BEGIN Provided information

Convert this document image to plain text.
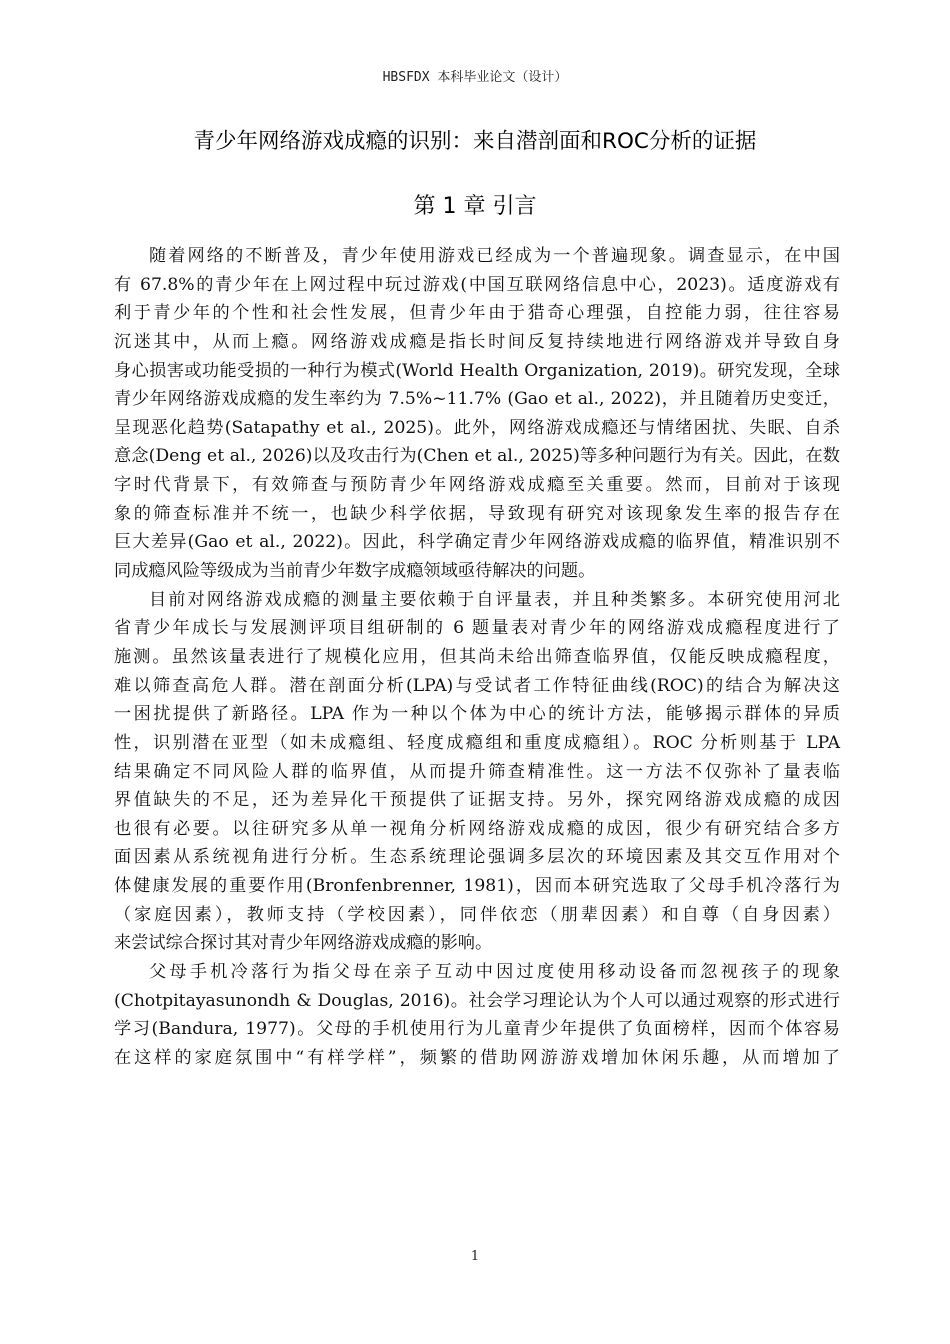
HBSFDX 本科毕业论文（设计）
青少年网络游戏成瘾的识别：来自潜剖面和ROC分析的证据
第 1 章 引言
随着网络的不断普及，青少年使用游戏已经成为一个普遍现象。调查显示，在中国
有 67.8%的青少年在上网过程中玩过游戏(中国互联网络信息中心，2023)。适度游戏有
利于青少年的个性和社会性发展，但青少年由于猎奇心理强，自控能力弱，往往容易
沉迷其中，从而上瘾。网络游戏成瘾是指长时间反复持续地进行网络游戏并导致自身
身心损害或功能受损的一种行为模式(World Health Organization, 2019)。研究发现，全球
青少年网络游戏成瘾的发生率约为 7.5%~11.7% (Gao et al., 2022)，并且随着历史变迁，
呈现恶化趋势(Satapathy et al., 2025)。此外，网络游戏成瘾还与情绪困扰、失眠、自杀
意念(Deng et al., 2026)以及攻击行为(Chen et al., 2025)等多种问题行为有关。因此，在数
字时代背景下，有效筛查与预防青少年网络游戏成瘾至关重要。然而，目前对于该现
象的筛查标准并不统一，也缺少科学依据，导致现有研究对该现象发生率的报告存在
巨大差异(Gao et al., 2022)。因此，科学确定青少年网络游戏成瘾的临界值，精准识别不
同成瘾风险等级成为当前青少年数字成瘾领域亟待解决的问题。
目前对网络游戏成瘾的测量主要依赖于自评量表，并且种类繁多。本研究使用河北
省青少年成长与发展测评项目组研制的 6 题量表对青少年的网络游戏成瘾程度进行了
施测。虽然该量表进行了规模化应用，但其尚未给出筛查临界值，仅能反映成瘾程度，
难以筛查高危人群。潜在剖面分析(LPA)与受试者工作特征曲线(ROC)的结合为解决这
一困扰提供了新路径。LPA 作为一种以个体为中心的统计方法，能够揭示群体的异质
性，识别潜在亚型（如未成瘾组、轻度成瘾组和重度成瘾组）。ROC 分析则基于 LPA
结果确定不同风险人群的临界值，从而提升筛查精准性。这一方法不仅弥补了量表临
界值缺失的不足，还为差异化干预提供了证据支持。另外，探究网络游戏成瘾的成因
也很有必要。以往研究多从单一视角分析网络游戏成瘾的成因，很少有研究结合多方
面因素从系统视角进行分析。生态系统理论强调多层次的环境因素及其交互作用对个
体健康发展的重要作用(Bronfenbrenner, 1981)，因而本研究选取了父母手机冷落行为
（家庭因素），教师支持（学校因素），同伴依恋（朋辈因素）和自尊（自身因素）
来尝试综合探讨其对青少年网络游戏成瘾的影响。
父母手机冷落行为指父母在亲子互动中因过度使用移动设备而忽视孩子的现象
(Chotpitayasunondh & Douglas, 2016)。社会学习理论认为个人可以通过观察的形式进行
学习(Bandura, 1977)。父母的手机使用行为儿童青少年提供了负面榜样，因而个体容易
在这样的家庭氛围中“有样学样”，频繁的借助网游游戏增加休闲乐趣，从而增加了
1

END Provided information

Brief:
Give back the whole listing as it stands, minus its pictures.

Finished exercise:
Convert this document image to plain text.
HBSFDX 本科毕业论文（设计）
青少年网络游戏成瘾的识别：来自潜剖面和ROC分析的证据
第 1 章 引言
随着网络的不断普及，青少年使用游戏已经成为一个普遍现象。调查显示，在中国
有 67.8%的青少年在上网过程中玩过游戏(中国互联网络信息中心，2023)。适度游戏有
利于青少年的个性和社会性发展，但青少年由于猎奇心理强，自控能力弱，往往容易
沉迷其中，从而上瘾。网络游戏成瘾是指长时间反复持续地进行网络游戏并导致自身
身心损害或功能受损的一种行为模式(World Health Organization, 2019)。研究发现，全球
青少年网络游戏成瘾的发生率约为 7.5%~11.7% (Gao et al., 2022)，并且随着历史变迁，
呈现恶化趋势(Satapathy et al., 2025)。此外，网络游戏成瘾还与情绪困扰、失眠、自杀
意念(Deng et al., 2026)以及攻击行为(Chen et al., 2025)等多种问题行为有关。因此，在数
字时代背景下，有效筛查与预防青少年网络游戏成瘾至关重要。然而，目前对于该现
象的筛查标准并不统一，也缺少科学依据，导致现有研究对该现象发生率的报告存在
巨大差异(Gao et al., 2022)。因此，科学确定青少年网络游戏成瘾的临界值，精准识别不
同成瘾风险等级成为当前青少年数字成瘾领域亟待解决的问题。
目前对网络游戏成瘾的测量主要依赖于自评量表，并且种类繁多。本研究使用河北
省青少年成长与发展测评项目组研制的 6 题量表对青少年的网络游戏成瘾程度进行了
施测。虽然该量表进行了规模化应用，但其尚未给出筛查临界值，仅能反映成瘾程度，
难以筛查高危人群。潜在剖面分析(LPA)与受试者工作特征曲线(ROC)的结合为解决这
一困扰提供了新路径。LPA 作为一种以个体为中心的统计方法，能够揭示群体的异质
性，识别潜在亚型（如未成瘾组、轻度成瘾组和重度成瘾组）。ROC 分析则基于 LPA
结果确定不同风险人群的临界值，从而提升筛查精准性。这一方法不仅弥补了量表临
界值缺失的不足，还为差异化干预提供了证据支持。另外，探究网络游戏成瘾的成因
也很有必要。以往研究多从单一视角分析网络游戏成瘾的成因，很少有研究结合多方
面因素从系统视角进行分析。生态系统理论强调多层次的环境因素及其交互作用对个
体健康发展的重要作用(Bronfenbrenner, 1981)，因而本研究选取了父母手机冷落行为
（家庭因素），教师支持（学校因素），同伴依恋（朋辈因素）和自尊（自身因素）
来尝试综合探讨其对青少年网络游戏成瘾的影响。
父母手机冷落行为指父母在亲子互动中因过度使用移动设备而忽视孩子的现象
(Chotpitayasunondh & Douglas, 2016)。社会学习理论认为个人可以通过观察的形式进行
学习(Bandura, 1977)。父母的手机使用行为儿童青少年提供了负面榜样，因而个体容易
在这样的家庭氛围中“有样学样”，频繁的借助网游游戏增加休闲乐趣，从而增加了
1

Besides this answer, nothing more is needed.